Text shown —
________________________________________
Insurance VictimOne of the major issues that have cast a dark cloud over AARP in recent months is the allegation that UnitedHealth Group Insurance marketed under the AARP umbrella was misleading. It is alleged that consumers believed they were buying comprehensive health coverage—insurance that would pay for virtually any eventuality—when in fact, there were limits that became the source of hardship for many, and financial ruin for others.

Late last year AARP suspended their marketing of the policy, pending a review of marketing materials and strategy.

A blockbuster report that appeared in Bloomberg News in the Fall of 2008 painted a picture of greed and high rates, in deference to the belief amongst AARP members that they were getting the best bang for their bucks by embracing companies, and policies endorsed by AARP. Allegations of AARP-endorsed policies that were more expensive than competing products, and the earning of lucrative endorsement fees by AARP that are allegedly passed on to the consumer by individual insurance companies, have been challenged by AARP, which maintains their business practices and associations are sound and AARP members are well, and fairly represented.

Meantime there are many Americans still miffed.

Gayle, an AARP member who hails from Williams, Arizona writes that she had obtained auto insurance through AARP with The Hartford in 1999. Ten years later, in January of this year the AARP member describes her ordeal acquiring a new car and attempting to insure it through her AARP-endorsed insurer, The Hartford.

However, it was not a pleasant experience. Gayle was quoted what she calls an outrageous amount for the new car, and found the customer service representative to be rude and argumentative.

Finally, after 3 or 4 days she managed to get through to a supervisor who indicated Gayle would be provided with a policy featuring premiums geared to her income. A date was finalized, but passed with no response. When Gayle's attempts to contact them went nowhere, she reported the situation to AARP, "which I have been with since '94," she writes.

She goes on to say that AARP had promised to contact The Hartford and intercede on her behalf, but nothing was ever done. So she decided to take matters into her own hands and shop around, found a comparable policy at a better quote with a competing insurer, then proceeded to call The Hartford to inform them.

However, Gayle was informed that she would have to pay a 10 percent penalty for cancelling early, even though she was never informed that the policy had, indeed gone through in the first place. Told that the consumer's affairs department at The Hartford could not help her, she was referred to a manager. He took her phone number, promised to call back and never did.
________________________________________
Dataset records —

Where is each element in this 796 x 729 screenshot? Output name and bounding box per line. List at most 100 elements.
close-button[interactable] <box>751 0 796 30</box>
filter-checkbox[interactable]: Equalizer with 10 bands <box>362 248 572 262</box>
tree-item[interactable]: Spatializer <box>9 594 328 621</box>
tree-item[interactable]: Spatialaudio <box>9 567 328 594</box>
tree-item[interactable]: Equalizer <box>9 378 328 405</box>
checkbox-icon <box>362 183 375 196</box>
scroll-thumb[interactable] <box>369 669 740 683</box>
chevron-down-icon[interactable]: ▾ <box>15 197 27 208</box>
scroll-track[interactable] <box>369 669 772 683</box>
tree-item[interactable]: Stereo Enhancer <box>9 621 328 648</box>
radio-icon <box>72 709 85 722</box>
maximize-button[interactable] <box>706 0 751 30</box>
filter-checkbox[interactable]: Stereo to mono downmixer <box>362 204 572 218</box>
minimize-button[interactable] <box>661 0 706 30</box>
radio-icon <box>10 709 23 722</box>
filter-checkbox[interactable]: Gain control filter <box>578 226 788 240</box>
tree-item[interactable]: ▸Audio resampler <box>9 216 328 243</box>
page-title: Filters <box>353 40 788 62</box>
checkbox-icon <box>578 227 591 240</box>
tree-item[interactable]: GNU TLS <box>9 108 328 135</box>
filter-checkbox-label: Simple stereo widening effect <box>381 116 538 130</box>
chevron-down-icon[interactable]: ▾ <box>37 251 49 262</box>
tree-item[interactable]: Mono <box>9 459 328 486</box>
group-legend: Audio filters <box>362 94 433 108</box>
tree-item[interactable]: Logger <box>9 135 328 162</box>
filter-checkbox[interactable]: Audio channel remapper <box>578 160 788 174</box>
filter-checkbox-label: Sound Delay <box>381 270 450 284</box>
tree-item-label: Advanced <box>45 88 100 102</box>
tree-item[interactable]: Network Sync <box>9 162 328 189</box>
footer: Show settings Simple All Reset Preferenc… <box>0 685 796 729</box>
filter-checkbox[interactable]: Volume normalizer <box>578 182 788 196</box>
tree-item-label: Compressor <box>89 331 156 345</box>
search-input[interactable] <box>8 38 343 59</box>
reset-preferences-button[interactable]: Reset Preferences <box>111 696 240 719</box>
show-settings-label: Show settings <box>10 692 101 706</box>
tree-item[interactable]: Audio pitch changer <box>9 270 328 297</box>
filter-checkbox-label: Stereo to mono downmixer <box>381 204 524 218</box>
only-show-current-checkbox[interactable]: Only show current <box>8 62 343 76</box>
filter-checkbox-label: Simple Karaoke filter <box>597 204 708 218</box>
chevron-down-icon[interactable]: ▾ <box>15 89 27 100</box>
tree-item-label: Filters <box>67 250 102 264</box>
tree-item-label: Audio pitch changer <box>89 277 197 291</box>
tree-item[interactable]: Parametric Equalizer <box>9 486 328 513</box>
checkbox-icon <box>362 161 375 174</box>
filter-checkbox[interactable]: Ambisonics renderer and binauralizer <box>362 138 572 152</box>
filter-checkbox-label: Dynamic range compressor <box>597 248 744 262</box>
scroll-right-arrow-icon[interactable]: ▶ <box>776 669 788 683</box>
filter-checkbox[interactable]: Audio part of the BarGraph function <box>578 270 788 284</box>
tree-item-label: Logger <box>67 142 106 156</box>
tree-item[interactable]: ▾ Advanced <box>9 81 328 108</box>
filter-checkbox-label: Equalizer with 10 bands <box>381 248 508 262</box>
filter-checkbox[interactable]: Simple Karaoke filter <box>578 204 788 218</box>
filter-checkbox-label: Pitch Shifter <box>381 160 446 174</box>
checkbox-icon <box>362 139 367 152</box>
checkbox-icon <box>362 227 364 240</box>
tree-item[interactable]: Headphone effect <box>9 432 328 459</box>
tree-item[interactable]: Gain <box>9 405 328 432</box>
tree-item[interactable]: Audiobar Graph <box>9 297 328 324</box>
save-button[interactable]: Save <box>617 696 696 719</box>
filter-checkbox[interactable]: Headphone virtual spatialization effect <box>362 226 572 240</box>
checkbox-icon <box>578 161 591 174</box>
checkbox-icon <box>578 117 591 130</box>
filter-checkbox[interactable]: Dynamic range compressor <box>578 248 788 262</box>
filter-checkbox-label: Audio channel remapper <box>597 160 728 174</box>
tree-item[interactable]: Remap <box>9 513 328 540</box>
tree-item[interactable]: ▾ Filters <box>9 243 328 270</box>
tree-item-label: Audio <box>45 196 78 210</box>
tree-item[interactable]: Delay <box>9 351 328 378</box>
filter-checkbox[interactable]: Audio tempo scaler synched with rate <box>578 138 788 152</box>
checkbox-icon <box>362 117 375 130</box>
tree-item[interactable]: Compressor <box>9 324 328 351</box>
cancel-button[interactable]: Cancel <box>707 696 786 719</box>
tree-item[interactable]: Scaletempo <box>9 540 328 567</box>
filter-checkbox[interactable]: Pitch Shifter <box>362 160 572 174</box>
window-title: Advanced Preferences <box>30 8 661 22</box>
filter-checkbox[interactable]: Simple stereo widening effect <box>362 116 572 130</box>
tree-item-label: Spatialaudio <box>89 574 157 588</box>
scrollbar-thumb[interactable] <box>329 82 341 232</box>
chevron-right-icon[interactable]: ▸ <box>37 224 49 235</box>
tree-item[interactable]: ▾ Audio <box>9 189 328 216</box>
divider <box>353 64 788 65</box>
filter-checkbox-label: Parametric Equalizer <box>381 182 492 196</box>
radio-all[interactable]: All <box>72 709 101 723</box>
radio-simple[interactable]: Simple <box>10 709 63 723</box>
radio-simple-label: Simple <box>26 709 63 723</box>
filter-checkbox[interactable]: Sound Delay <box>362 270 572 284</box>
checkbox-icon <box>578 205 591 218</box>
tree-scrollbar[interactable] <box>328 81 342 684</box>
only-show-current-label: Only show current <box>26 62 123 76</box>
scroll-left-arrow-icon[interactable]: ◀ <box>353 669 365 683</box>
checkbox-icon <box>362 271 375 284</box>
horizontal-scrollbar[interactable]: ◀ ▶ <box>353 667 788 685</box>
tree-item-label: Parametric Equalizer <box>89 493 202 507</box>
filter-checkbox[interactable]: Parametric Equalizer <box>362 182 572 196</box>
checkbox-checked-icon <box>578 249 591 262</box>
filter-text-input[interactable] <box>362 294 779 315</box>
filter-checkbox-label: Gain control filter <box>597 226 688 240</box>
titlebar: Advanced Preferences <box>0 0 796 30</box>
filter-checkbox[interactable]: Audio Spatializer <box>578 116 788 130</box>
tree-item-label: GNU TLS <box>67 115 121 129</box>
________________________________________
Problem details —
State whether each statement agrees with the article on AARP-endorsed insurance, giving yes or no and quoting the words from the article that settle it.
1. AARP suspended its marketing of the policy late last year.
2. Gayle obtained auto insurance with The Hartford in 1994.
3. The manager at The Hartford called Gayle back.
The items are not needed for this exercise.

Answer —
1. Yes: "Late last year AARP suspended their marketing of the policy, pending a review of marketing materials and strategy."
2. No: "she had obtained auto insurance through AARP with The Hartford in 1999."
3. No: "He took her phone number, promised to call back and never did."